WORK TO COMPLETE
Copy out the listing that follows exactly, dropping every picture.

DATA SECTION
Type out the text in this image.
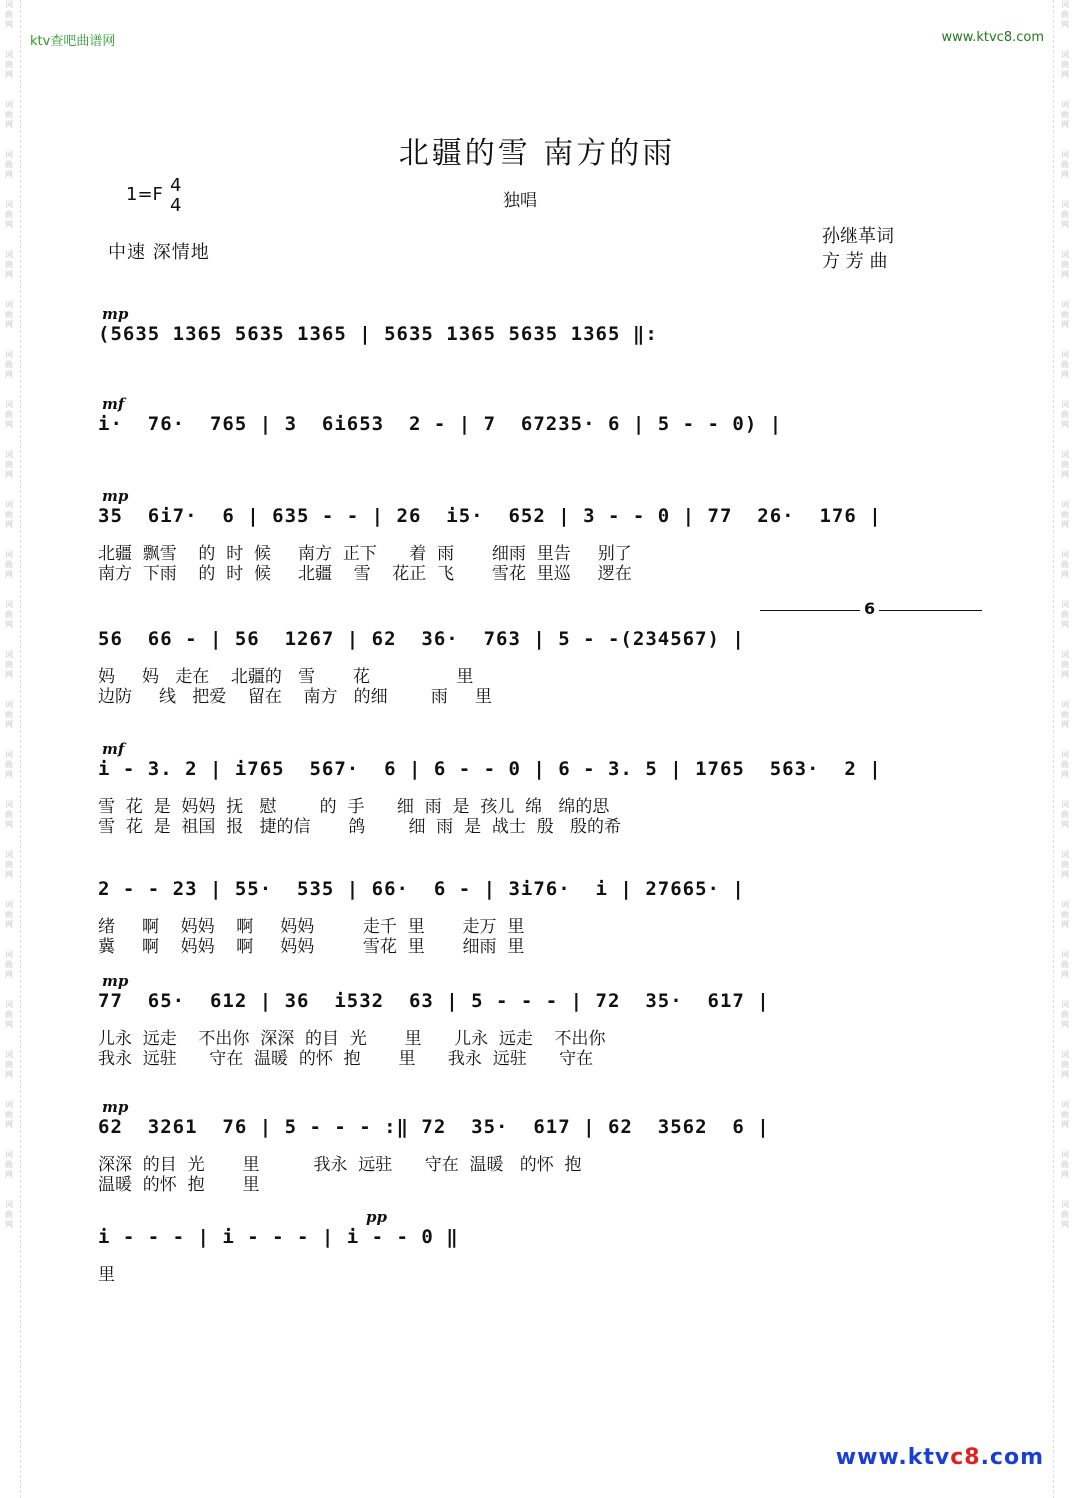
词
曲
网

词
曲
网

词
曲
网

词
曲
网

词
曲
网

词
曲
网

词
曲
网

词
曲
网

词
曲
网

词
曲
网

词
曲
网

词
曲
网

词
曲
网

词
曲
网

词
曲
网

词
曲
网

词
曲
网

词
曲
网

词
曲
网

词
曲
网

词
曲
网

词
曲
网

词
曲
网

词
曲
网

词
曲
网

词
曲
网

词
曲
网

词
曲
网

词
曲
网

词
曲
网

词
曲
网

词
曲
网

词
曲
网

词
曲
网

词
曲
网

词
曲
网

词
曲
网

词
曲
网

词
曲
网

词
曲
网

词
曲
网

词
曲
网

词
曲
网

词
曲
网

词
曲
网

词
曲
网

词
曲
网

词
曲
网

词
曲
网

词
曲
网

ktv查吧曲谱网	www.ktvc8.com
北疆的雪 南方的雨
1=F 4
4	独唱
中速 深情地
孙继革词
方 芳 曲
mp
(5635 1365 5635 1365 | 5635 1365 5635 1365 ‖:
mf
i·  76·  765 | 3  6i653  2 - | 7  67235· 6 | 5 - - 0) |
mp
35  6i7·  6 | 635 - - | 26  i5·  652 | 3 - - 0 | 77  26·  176 |
北疆  飘雪    的  时  候     南方  正下      着  雨       细雨  里告     别了
南方  下雨    的  时  候     北疆    雪    花正  飞       雪花  里巡     逻在
56  66 - | 56  1267 | 62  36·  763 | 5 - -(234567) |
6
妈     妈   走在    北疆的   雪       花                里
边防     线   把爱    留在    南方   的细        雨     里
mf
i - 3. 2 | i765  567·  6 | 6 - - 0 | 6 - 3. 5 | 1765  563·  2 |
雪  花  是  妈妈  抚   慰        的  手      细  雨  是  孩儿  绵   绵的思
雪  花  是  祖国  报   捷的信       鸽        细  雨  是  战士  殷   殷的希
2 - - 23 | 55·  535 | 66·  6 - | 3i76·  i | 27665· |
绪     啊    妈妈    啊     妈妈         走千  里       走万  里
冀     啊    妈妈    啊     妈妈         雪花  里       细雨  里
mp
77  65·  612 | 36  i532  63 | 5 - - - | 72  35·  617 |
儿永  远走    不出你  深深  的目  光       里      儿永  远走    不出你
我永  远驻      守在  温暖  的怀  抱       里      我永  远驻      守在
mp
62  3261  76 | 5 - - - :‖ 72  35·  617 | 62  3562  6 |
深深  的目  光       里          我永  远驻      守在  温暖   的怀  抱
温暖  的怀  抱       里
pp
i - - - | i - - - | i - - 0 ‖
里
www.ktvc8.com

THE RESULT
Type out the text in this image.
词
曲
网

词
曲
网

词
曲
网

词
曲
网

词
曲
网

词
曲
网

词
曲
网

词
曲
网

词
曲
网

词
曲
网

词
曲
网

词
曲
网

词
曲
网

词
曲
网

词
曲
网

词
曲
网

词
曲
网

词
曲
网

词
曲
网

词
曲
网

词
曲
网

词
曲
网

词
曲
网

词
曲
网

词
曲
网

词
曲
网

词
曲
网

词
曲
网

词
曲
网

词
曲
网

词
曲
网

词
曲
网

词
曲
网

词
曲
网

词
曲
网

词
曲
网

词
曲
网

词
曲
网

词
曲
网

词
曲
网

词
曲
网

词
曲
网

词
曲
网

词
曲
网

词
曲
网

词
曲
网

词
曲
网

词
曲
网

词
曲
网

词
曲
网

ktv查吧曲谱网	www.ktvc8.com
北疆的雪 南方的雨
1=F 4
4	独唱
中速 深情地
孙继革词
方 芳 曲
mp
(5635 1365 5635 1365 | 5635 1365 5635 1365 ‖:
mf
i·  76·  765 | 3  6i653  2 - | 7  67235· 6 | 5 - - 0) |
mp
35  6i7·  6 | 635 - - | 26  i5·  652 | 3 - - 0 | 77  26·  176 |
北疆  飘雪    的  时  候     南方  正下      着  雨       细雨  里告     别了
南方  下雨    的  时  候     北疆    雪    花正  飞       雪花  里巡     逻在
56  66 - | 56  1267 | 62  36·  763 | 5 - -(234567) |
6
妈     妈   走在    北疆的   雪       花                里
边防     线   把爱    留在    南方   的细        雨     里
mf
i - 3. 2 | i765  567·  6 | 6 - - 0 | 6 - 3. 5 | 1765  563·  2 |
雪  花  是  妈妈  抚   慰        的  手      细  雨  是  孩儿  绵   绵的思
雪  花  是  祖国  报   捷的信       鸽        细  雨  是  战士  殷   殷的希
2 - - 23 | 55·  535 | 66·  6 - | 3i76·  i | 27665· |
绪     啊    妈妈    啊     妈妈         走千  里       走万  里
冀     啊    妈妈    啊     妈妈         雪花  里       细雨  里
mp
77  65·  612 | 36  i532  63 | 5 - - - | 72  35·  617 |
儿永  远走    不出你  深深  的目  光       里      儿永  远走    不出你
我永  远驻      守在  温暖  的怀  抱       里      我永  远驻      守在
mp
62  3261  76 | 5 - - - :‖ 72  35·  617 | 62  3562  6 |
深深  的目  光       里          我永  远驻      守在  温暖   的怀  抱
温暖  的怀  抱       里
pp
i - - - | i - - - | i - - 0 ‖
里
www.ktvc8.com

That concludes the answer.